[Excerpts from a figure dataset]

========================================

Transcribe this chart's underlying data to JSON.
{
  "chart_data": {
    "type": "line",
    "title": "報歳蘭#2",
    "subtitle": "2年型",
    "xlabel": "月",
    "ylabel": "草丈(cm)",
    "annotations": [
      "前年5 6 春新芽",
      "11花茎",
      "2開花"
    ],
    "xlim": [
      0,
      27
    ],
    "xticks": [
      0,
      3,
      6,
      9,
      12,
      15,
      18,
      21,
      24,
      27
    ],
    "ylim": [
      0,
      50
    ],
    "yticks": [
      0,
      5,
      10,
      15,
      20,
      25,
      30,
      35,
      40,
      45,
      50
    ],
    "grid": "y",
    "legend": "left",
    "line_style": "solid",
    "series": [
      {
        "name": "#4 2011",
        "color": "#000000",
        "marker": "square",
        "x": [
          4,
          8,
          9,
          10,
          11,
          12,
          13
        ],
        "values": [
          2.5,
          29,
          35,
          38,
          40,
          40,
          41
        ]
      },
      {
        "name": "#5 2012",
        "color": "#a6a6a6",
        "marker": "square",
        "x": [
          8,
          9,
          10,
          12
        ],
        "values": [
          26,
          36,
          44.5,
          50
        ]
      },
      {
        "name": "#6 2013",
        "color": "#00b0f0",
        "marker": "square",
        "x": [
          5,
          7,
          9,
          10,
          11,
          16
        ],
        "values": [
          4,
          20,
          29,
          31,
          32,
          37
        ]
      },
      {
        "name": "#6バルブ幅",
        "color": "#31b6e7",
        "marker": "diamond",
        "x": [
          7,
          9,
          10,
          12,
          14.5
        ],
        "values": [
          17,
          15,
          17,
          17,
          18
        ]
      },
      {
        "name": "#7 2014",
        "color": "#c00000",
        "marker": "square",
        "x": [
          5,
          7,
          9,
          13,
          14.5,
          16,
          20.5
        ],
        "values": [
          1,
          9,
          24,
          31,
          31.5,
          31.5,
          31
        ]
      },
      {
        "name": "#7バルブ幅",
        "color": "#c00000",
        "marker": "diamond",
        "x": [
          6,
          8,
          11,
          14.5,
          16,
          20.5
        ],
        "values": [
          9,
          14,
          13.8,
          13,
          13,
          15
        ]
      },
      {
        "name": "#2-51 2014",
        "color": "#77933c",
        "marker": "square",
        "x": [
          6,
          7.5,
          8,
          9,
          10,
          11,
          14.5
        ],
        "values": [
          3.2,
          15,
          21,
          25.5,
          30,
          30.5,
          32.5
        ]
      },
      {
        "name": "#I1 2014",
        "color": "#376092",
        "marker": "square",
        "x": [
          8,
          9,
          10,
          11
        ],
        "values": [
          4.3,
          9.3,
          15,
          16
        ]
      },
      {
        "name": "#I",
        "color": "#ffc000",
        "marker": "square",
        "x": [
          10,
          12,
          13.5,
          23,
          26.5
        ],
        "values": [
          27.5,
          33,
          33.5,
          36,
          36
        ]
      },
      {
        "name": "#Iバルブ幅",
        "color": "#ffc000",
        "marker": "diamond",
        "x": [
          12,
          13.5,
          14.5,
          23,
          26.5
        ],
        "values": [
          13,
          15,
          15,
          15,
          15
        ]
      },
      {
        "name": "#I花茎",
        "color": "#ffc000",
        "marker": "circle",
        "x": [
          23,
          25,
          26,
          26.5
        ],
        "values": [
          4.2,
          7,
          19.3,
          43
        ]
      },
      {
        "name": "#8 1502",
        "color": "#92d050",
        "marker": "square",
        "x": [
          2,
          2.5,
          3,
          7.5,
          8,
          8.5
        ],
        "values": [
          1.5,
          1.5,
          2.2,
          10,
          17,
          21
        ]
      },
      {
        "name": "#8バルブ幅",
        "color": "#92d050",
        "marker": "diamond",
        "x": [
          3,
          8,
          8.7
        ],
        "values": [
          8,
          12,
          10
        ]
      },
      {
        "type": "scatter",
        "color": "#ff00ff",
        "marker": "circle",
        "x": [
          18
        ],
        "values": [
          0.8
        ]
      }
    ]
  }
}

========================================

* **Problem to solve**
Copy all data exactly, start to finish.

* **Solution below**
Transcribe this chart's underlying data to JSON.
{
  "chart_data": {
    "type": "line",
    "title": "報歳蘭#2",
    "subtitle": "2年型",
    "xlabel": "月",
    "ylabel": "草丈(cm)",
    "annotations": [
      "前年5 6 春新芽",
      "11花茎",
      "2開花"
    ],
    "xlim": [
      0,
      27
    ],
    "xticks": [
      0,
      3,
      6,
      9,
      12,
      15,
      18,
      21,
      24,
      27
    ],
    "ylim": [
      0,
      50
    ],
    "yticks": [
      0,
      5,
      10,
      15,
      20,
      25,
      30,
      35,
      40,
      45,
      50
    ],
    "grid": "y",
    "legend": "left",
    "line_style": "solid",
    "series": [
      {
        "name": "#4 2011",
        "color": "#000000",
        "marker": "square",
        "x": [
          4,
          8,
          9,
          10,
          11,
          12,
          13
        ],
        "values": [
          2.5,
          29,
          35,
          38,
          40,
          40,
          41
        ]
      },
      {
        "name": "#5 2012",
        "color": "#a6a6a6",
        "marker": "square",
        "x": [
          8,
          9,
          10,
          12
        ],
        "values": [
          26,
          36,
          44.5,
          50
        ]
      },
      {
        "name": "#6 2013",
        "color": "#00b0f0",
        "marker": "square",
        "x": [
          5,
          7,
          9,
          10,
          11,
          16
        ],
        "values": [
          4,
          20,
          29,
          31,
          32,
          37
        ]
      },
      {
        "name": "#6バルブ幅",
        "color": "#31b6e7",
        "marker": "diamond",
        "x": [
          7,
          9,
          10,
          12,
          14.5
        ],
        "values": [
          17,
          15,
          17,
          17,
          18
        ]
      },
      {
        "name": "#7 2014",
        "color": "#c00000",
        "marker": "square",
        "x": [
          5,
          7,
          9,
          13,
          14.5,
          16,
          20.5
        ],
        "values": [
          1,
          9,
          24,
          31,
          31.5,
          31.5,
          31
        ]
      },
      {
        "name": "#7バルブ幅",
        "color": "#c00000",
        "marker": "diamond",
        "x": [
          6,
          8,
          11,
          14.5,
          16,
          20.5
        ],
        "values": [
          9,
          14,
          13.8,
          13,
          13,
          15
        ]
      },
      {
        "name": "#2-51 2014",
        "color": "#77933c",
        "marker": "square",
        "x": [
          6,
          7.5,
          8,
          9,
          10,
          11,
          14.5
        ],
        "values": [
          3.2,
          15,
          21,
          25.5,
          30,
          30.5,
          32.5
        ]
      },
      {
        "name": "#I1 2014",
        "color": "#376092",
        "marker": "square",
        "x": [
          8,
          9,
          10,
          11
        ],
        "values": [
          4.3,
          9.3,
          15,
          16
        ]
      },
      {
        "name": "#I",
        "color": "#ffc000",
        "marker": "square",
        "x": [
          10,
          12,
          13.5,
          23,
          26.5
        ],
        "values": [
          27.5,
          33,
          33.5,
          36,
          36
        ]
      },
      {
        "name": "#Iバルブ幅",
        "color": "#ffc000",
        "marker": "diamond",
        "x": [
          12,
          13.5,
          14.5,
          23,
          26.5
        ],
        "values": [
          13,
          15,
          15,
          15,
          15
        ]
      },
      {
        "name": "#I花茎",
        "color": "#ffc000",
        "marker": "circle",
        "x": [
          23,
          25,
          26,
          26.5
        ],
        "values": [
          4.2,
          7,
          19.3,
          43
        ]
      },
      {
        "name": "#8 1502",
        "color": "#92d050",
        "marker": "square",
        "x": [
          2,
          2.5,
          3,
          7.5,
          8,
          8.5
        ],
        "values": [
          1.5,
          1.5,
          2.2,
          10,
          17,
          21
        ]
      },
      {
        "name": "#8バルブ幅",
        "color": "#92d050",
        "marker": "diamond",
        "x": [
          3,
          8,
          8.7
        ],
        "values": [
          8,
          12,
          10
        ]
      },
      {
        "type": "scatter",
        "color": "#ff00ff",
        "marker": "circle",
        "x": [
          18
        ],
        "values": [
          0.8
        ]
      }
    ]
  }
}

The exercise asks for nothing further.